**THE PROBLEM**
Switch "senatum" to "curiam" in the lines from the start through the line containing "- text-line: in imperio". Write those lines out again with nothing else changed.

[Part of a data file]

####################

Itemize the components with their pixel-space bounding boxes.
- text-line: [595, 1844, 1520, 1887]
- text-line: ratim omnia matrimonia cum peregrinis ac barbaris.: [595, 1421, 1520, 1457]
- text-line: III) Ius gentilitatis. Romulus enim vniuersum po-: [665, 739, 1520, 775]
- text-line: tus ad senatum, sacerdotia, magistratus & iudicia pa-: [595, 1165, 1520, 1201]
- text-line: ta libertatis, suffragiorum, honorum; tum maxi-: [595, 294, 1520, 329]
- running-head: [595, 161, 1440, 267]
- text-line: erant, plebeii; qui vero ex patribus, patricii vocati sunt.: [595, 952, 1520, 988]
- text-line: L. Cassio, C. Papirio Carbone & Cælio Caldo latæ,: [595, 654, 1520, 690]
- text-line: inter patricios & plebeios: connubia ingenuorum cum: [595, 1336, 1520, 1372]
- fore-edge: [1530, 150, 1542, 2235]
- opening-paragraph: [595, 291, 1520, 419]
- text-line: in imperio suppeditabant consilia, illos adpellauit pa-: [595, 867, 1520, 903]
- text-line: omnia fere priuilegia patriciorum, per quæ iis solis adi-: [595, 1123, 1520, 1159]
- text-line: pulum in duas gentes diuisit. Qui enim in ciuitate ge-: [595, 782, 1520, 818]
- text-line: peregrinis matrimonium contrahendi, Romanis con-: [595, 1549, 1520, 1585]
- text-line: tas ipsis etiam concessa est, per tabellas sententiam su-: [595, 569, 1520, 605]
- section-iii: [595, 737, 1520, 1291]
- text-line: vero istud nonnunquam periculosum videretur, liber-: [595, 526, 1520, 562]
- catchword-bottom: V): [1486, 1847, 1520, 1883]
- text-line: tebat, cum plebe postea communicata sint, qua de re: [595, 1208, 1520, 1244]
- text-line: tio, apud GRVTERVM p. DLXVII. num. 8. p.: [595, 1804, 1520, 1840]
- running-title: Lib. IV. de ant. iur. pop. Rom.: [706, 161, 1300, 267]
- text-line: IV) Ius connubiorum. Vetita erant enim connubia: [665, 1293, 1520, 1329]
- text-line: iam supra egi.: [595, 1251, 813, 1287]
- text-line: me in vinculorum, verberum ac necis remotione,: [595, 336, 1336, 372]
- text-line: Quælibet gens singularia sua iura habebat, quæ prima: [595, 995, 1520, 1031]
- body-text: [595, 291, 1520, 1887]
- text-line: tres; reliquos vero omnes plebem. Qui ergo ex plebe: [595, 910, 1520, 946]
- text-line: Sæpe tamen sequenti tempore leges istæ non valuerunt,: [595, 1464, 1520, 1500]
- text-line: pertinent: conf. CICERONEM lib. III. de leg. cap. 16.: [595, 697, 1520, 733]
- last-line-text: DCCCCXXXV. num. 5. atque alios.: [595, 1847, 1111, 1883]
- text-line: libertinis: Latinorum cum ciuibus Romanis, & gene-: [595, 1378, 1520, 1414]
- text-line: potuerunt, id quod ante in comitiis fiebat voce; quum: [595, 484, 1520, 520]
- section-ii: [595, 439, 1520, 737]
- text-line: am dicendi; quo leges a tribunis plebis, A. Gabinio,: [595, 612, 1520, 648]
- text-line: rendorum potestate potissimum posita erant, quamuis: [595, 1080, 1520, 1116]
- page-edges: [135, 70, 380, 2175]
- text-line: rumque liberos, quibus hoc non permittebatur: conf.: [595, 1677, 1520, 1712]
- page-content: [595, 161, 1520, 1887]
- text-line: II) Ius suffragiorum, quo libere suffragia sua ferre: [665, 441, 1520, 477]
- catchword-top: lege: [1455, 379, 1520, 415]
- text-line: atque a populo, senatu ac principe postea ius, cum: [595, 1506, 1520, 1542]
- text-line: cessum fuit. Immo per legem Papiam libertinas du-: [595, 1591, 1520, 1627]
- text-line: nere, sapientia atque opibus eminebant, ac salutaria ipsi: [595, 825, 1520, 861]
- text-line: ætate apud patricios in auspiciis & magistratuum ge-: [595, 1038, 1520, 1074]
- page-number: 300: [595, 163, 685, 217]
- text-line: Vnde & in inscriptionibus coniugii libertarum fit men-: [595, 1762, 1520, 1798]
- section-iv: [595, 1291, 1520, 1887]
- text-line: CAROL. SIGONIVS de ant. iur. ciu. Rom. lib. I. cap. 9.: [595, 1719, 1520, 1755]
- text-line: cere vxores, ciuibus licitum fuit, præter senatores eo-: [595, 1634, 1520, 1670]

####################

**RESPONSE TO THE TASK**
Itemize the components with their pixel-space bounding boxes.
- text-line: [595, 1844, 1520, 1887]
- text-line: ratim omnia matrimonia cum peregrinis ac barbaris.: [595, 1421, 1520, 1457]
- text-line: III) Ius gentilitatis. Romulus enim vniuersum po-: [665, 739, 1520, 775]
- text-line: tus ad curiam, sacerdotia, magistratus & iudicia pa-: [595, 1165, 1520, 1201]
- text-line: ta libertatis, suffragiorum, honorum; tum maxi-: [595, 294, 1520, 329]
- running-head: [595, 161, 1440, 267]
- text-line: erant, plebeii; qui vero ex patribus, patricii vocati sunt.: [595, 952, 1520, 988]
- text-line: L. Cassio, C. Papirio Carbone & Cælio Caldo latæ,: [595, 654, 1520, 690]
- text-line: inter patricios & plebeios: connubia ingenuorum cum: [595, 1336, 1520, 1372]
- fore-edge: [1530, 150, 1542, 2235]
- opening-paragraph: [595, 291, 1520, 419]
- text-line: in imperio suppeditabant consilia, illos adpellauit pa-: [595, 867, 1520, 903]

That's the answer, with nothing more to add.